Instructions for the task: Look for the string "crown" and copy every line that has it.

* * *

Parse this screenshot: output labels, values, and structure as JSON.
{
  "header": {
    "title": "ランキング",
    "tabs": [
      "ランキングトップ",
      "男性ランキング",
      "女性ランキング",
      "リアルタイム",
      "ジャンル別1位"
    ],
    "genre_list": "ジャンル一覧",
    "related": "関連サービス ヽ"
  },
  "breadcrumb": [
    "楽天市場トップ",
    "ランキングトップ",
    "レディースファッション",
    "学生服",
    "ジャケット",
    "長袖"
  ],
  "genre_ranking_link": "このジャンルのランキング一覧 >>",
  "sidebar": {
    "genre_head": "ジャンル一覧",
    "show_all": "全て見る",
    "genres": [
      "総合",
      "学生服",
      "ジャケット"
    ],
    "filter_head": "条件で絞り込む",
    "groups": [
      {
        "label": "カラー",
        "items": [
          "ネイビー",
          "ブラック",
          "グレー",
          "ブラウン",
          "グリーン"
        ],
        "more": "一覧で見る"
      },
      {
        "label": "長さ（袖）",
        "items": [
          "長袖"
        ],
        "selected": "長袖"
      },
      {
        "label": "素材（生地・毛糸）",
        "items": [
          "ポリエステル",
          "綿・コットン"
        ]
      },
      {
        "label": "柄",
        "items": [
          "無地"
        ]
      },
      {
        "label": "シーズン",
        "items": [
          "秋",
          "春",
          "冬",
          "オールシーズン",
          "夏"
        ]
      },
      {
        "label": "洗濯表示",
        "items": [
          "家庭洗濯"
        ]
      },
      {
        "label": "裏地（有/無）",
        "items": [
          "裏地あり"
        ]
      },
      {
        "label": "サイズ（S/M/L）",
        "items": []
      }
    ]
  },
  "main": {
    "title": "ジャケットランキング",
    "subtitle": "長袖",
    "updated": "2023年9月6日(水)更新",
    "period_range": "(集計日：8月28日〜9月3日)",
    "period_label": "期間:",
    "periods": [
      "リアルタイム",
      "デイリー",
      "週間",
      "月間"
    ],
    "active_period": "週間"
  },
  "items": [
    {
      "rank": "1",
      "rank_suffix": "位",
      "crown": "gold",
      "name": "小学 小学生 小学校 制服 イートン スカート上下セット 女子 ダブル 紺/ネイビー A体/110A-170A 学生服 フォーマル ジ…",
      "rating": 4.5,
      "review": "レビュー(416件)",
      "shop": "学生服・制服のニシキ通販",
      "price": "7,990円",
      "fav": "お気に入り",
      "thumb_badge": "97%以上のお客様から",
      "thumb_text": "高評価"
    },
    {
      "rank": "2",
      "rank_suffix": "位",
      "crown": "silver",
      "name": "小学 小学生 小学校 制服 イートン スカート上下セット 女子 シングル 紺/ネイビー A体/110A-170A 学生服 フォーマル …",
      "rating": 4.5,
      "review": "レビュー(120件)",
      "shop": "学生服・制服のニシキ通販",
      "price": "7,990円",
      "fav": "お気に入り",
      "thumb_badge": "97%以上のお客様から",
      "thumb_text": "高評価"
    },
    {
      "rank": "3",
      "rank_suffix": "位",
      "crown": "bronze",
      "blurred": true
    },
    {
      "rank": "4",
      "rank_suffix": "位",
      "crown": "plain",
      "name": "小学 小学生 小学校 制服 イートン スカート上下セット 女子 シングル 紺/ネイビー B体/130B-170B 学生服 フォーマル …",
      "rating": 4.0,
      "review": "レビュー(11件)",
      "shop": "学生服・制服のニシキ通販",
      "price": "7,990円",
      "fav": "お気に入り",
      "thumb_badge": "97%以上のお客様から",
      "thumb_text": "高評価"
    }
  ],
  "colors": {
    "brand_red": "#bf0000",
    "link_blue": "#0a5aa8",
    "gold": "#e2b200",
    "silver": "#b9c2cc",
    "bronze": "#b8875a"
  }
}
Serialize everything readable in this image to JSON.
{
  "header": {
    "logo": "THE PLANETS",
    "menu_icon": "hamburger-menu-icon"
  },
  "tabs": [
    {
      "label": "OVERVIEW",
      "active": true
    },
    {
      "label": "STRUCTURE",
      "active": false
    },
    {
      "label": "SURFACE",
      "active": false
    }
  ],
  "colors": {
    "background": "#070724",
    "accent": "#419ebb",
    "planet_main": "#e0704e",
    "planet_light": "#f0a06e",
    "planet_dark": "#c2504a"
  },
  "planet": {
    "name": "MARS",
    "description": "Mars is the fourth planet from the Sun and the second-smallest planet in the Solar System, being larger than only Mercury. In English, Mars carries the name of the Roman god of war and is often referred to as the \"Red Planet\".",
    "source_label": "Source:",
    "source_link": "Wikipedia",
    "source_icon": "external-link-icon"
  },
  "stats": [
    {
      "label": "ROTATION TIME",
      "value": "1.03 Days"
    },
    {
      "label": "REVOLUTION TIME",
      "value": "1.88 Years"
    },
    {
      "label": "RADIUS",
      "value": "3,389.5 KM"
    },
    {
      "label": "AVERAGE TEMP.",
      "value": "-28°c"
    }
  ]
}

* * *

Answer to the task:
      "crown": "gold",
      "crown": "silver",
      "crown": "bronze",
      "crown": "plain",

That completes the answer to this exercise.